TASK DESCRIPTION: Where a line in the listing below contains the word "this", copy that line.

LISTING:

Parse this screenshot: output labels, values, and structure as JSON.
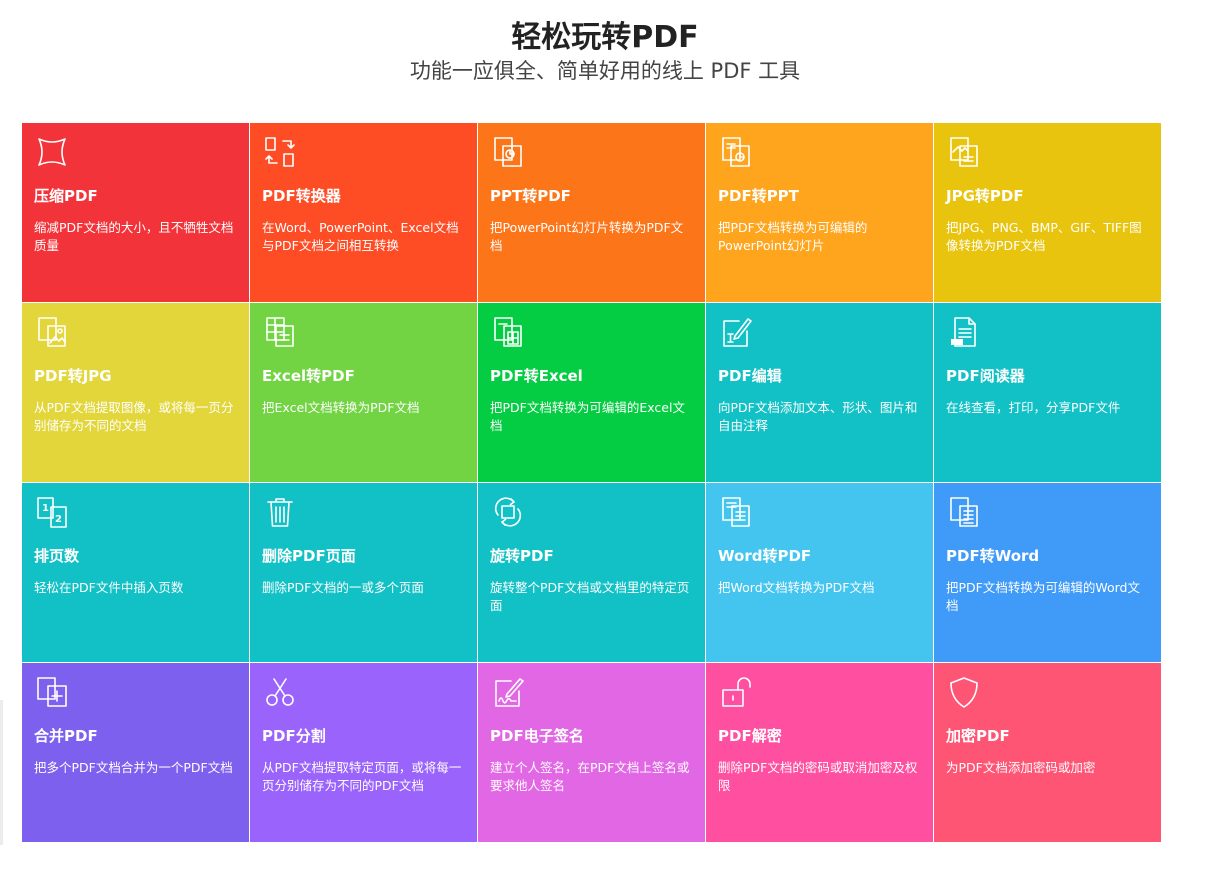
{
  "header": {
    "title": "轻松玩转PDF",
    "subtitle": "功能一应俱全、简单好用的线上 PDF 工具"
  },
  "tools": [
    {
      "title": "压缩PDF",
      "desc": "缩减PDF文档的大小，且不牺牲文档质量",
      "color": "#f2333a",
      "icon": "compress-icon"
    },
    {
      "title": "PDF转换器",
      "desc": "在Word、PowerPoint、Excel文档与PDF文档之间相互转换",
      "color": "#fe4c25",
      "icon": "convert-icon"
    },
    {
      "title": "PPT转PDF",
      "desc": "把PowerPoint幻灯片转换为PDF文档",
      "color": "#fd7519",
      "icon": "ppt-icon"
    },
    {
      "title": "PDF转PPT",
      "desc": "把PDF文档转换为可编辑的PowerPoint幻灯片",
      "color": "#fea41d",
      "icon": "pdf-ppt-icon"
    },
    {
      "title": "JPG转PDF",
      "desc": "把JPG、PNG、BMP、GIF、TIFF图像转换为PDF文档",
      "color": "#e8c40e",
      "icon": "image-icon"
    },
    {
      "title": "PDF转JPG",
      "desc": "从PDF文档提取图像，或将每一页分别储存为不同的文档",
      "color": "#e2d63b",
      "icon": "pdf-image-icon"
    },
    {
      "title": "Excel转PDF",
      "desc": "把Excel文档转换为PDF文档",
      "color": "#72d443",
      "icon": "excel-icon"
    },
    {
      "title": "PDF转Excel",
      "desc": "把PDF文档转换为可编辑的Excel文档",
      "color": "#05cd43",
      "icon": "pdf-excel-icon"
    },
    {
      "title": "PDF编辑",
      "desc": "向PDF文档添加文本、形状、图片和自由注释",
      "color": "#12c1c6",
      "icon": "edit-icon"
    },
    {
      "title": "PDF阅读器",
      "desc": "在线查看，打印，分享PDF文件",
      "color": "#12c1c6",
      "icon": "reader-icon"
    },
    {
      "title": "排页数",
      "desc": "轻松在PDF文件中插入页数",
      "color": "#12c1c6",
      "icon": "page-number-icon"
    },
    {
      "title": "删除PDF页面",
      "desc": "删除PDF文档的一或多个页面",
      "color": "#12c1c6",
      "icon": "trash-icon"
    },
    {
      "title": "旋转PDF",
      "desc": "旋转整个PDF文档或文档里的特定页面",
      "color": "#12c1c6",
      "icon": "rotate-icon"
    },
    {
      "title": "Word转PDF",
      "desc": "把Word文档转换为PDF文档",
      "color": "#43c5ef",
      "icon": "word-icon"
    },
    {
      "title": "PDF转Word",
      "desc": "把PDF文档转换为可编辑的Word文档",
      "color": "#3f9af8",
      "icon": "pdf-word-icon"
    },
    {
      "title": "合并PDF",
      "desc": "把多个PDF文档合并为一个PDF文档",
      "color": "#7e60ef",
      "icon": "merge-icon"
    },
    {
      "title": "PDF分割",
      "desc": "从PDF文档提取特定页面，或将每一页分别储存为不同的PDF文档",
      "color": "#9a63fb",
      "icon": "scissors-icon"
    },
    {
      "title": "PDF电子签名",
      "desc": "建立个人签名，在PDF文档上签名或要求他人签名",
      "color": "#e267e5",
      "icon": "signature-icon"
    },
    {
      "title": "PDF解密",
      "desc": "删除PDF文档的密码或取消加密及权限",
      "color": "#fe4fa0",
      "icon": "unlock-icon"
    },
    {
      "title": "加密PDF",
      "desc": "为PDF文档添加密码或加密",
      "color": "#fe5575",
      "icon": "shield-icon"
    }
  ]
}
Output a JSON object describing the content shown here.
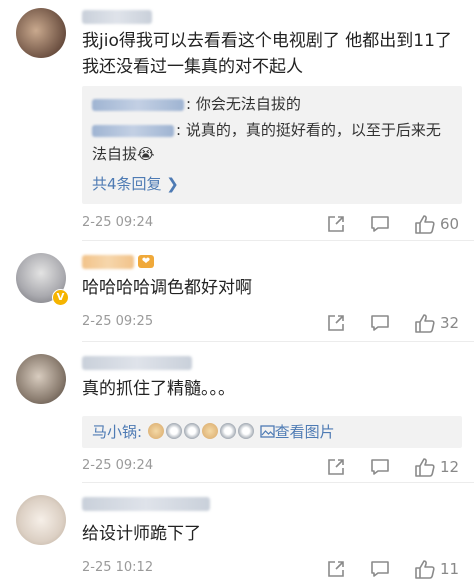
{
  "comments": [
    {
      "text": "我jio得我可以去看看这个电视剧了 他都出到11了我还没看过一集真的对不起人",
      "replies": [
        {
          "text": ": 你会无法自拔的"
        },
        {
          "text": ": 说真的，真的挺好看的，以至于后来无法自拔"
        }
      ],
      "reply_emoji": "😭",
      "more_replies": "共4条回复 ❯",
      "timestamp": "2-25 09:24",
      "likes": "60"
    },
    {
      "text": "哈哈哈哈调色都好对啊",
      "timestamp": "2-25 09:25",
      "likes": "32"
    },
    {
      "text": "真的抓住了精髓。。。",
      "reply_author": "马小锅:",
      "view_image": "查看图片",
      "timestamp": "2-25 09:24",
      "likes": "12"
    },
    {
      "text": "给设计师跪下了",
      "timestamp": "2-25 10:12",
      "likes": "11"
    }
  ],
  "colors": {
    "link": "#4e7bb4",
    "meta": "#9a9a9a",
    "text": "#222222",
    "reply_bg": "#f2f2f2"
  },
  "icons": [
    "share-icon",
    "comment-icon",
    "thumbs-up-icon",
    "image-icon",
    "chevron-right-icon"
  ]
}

* * *

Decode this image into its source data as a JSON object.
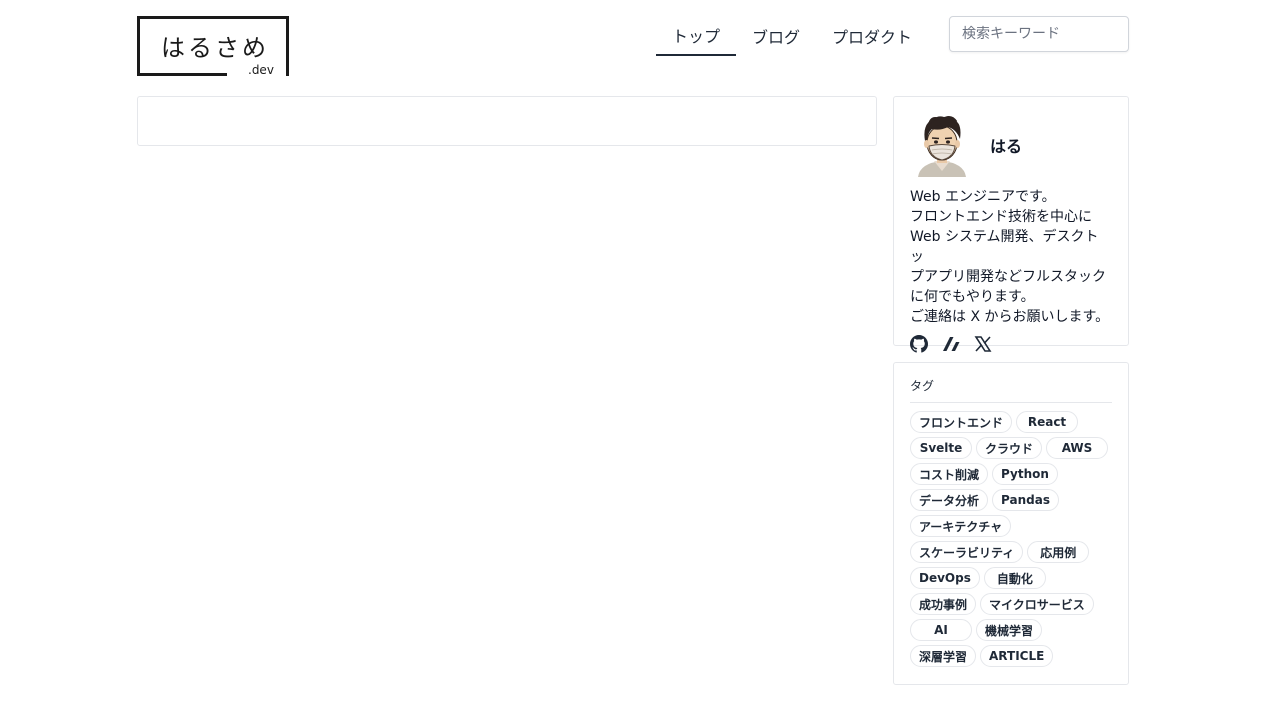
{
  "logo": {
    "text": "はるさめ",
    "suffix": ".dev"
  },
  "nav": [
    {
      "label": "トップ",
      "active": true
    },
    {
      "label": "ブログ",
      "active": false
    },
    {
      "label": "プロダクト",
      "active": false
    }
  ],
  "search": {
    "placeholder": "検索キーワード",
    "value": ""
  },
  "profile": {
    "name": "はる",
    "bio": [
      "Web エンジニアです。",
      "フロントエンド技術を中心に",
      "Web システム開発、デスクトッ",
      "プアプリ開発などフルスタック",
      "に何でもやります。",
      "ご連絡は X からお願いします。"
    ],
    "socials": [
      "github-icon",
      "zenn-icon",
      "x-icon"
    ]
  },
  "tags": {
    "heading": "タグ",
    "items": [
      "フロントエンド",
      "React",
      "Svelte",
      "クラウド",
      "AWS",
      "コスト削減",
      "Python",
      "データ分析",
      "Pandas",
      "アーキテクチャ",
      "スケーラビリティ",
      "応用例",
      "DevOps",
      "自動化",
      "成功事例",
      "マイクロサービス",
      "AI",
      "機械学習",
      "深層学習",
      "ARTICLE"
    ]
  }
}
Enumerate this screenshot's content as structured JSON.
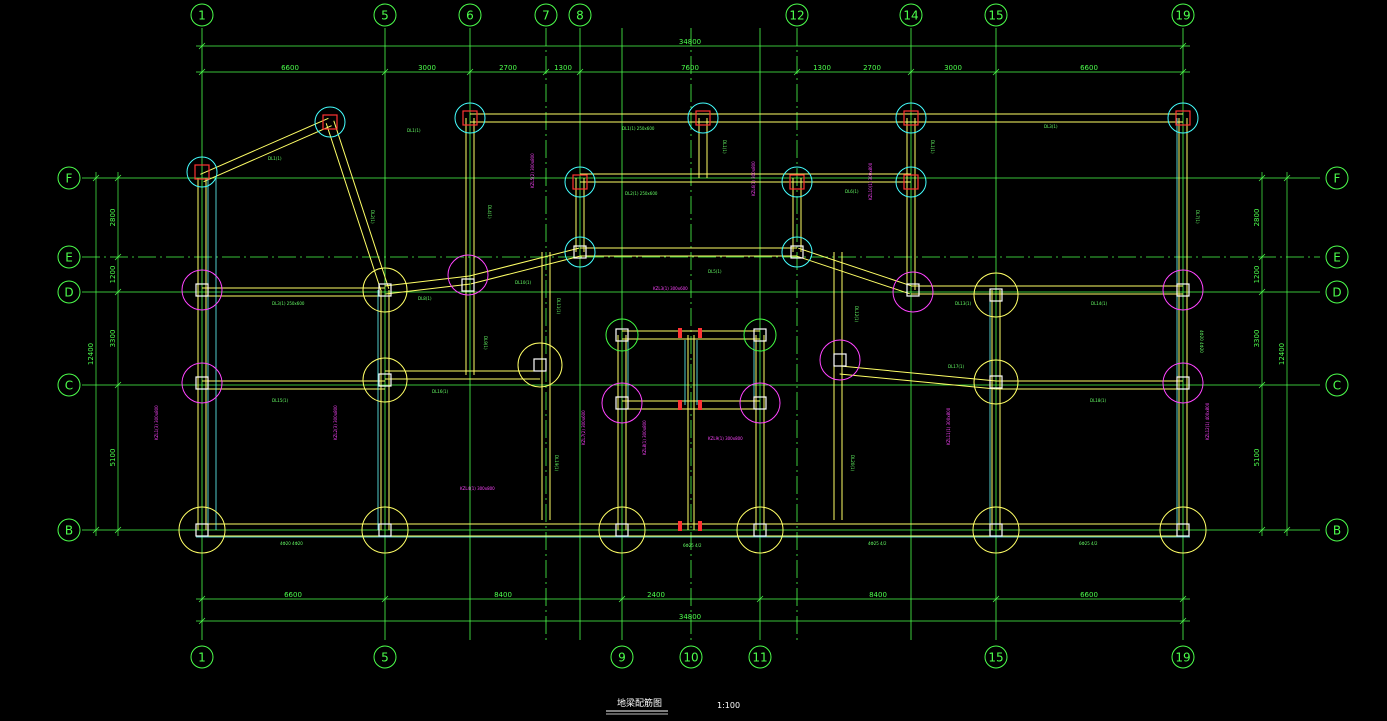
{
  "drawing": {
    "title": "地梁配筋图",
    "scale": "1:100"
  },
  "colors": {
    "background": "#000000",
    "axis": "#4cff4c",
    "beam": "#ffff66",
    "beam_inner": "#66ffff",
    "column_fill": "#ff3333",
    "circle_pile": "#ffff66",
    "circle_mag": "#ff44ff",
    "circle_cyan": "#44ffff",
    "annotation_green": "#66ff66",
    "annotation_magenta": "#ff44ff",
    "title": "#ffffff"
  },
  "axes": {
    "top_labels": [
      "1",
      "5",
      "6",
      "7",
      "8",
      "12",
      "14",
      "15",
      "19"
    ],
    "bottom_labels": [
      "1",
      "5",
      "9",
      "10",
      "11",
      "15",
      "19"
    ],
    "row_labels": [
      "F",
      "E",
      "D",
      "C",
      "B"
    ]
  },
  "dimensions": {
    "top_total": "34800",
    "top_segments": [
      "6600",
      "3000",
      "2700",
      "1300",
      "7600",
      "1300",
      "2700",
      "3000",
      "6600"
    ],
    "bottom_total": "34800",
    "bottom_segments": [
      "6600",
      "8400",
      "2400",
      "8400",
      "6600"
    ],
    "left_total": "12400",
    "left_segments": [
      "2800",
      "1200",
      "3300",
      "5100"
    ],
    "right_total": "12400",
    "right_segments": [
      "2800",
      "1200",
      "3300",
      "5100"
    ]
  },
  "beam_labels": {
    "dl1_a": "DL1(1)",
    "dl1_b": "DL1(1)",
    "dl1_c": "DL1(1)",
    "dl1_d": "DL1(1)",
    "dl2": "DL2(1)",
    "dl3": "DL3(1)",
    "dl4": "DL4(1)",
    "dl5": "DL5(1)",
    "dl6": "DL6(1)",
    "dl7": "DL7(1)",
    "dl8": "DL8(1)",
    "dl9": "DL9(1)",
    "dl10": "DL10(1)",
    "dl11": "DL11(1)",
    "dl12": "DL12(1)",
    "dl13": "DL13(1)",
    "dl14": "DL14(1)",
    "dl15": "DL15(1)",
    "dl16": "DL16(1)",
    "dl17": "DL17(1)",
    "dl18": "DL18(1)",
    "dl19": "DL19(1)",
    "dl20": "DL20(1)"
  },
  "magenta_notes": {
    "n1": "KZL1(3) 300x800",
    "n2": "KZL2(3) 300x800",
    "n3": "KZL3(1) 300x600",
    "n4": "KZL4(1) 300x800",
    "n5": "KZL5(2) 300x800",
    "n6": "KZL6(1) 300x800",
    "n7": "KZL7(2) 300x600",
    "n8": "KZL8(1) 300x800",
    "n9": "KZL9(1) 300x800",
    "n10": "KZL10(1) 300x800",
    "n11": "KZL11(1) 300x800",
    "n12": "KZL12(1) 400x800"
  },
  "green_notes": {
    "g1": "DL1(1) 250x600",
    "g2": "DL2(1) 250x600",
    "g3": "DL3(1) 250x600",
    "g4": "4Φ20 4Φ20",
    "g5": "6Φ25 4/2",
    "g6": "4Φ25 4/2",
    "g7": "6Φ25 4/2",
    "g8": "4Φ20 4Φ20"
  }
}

EXERCISE RESPONSE:
Parse this screenshot: output labels, values, and structure as JSON.
Decode this image into its source data as a JSON object.
Enumerate this screenshot's content as structured JSON.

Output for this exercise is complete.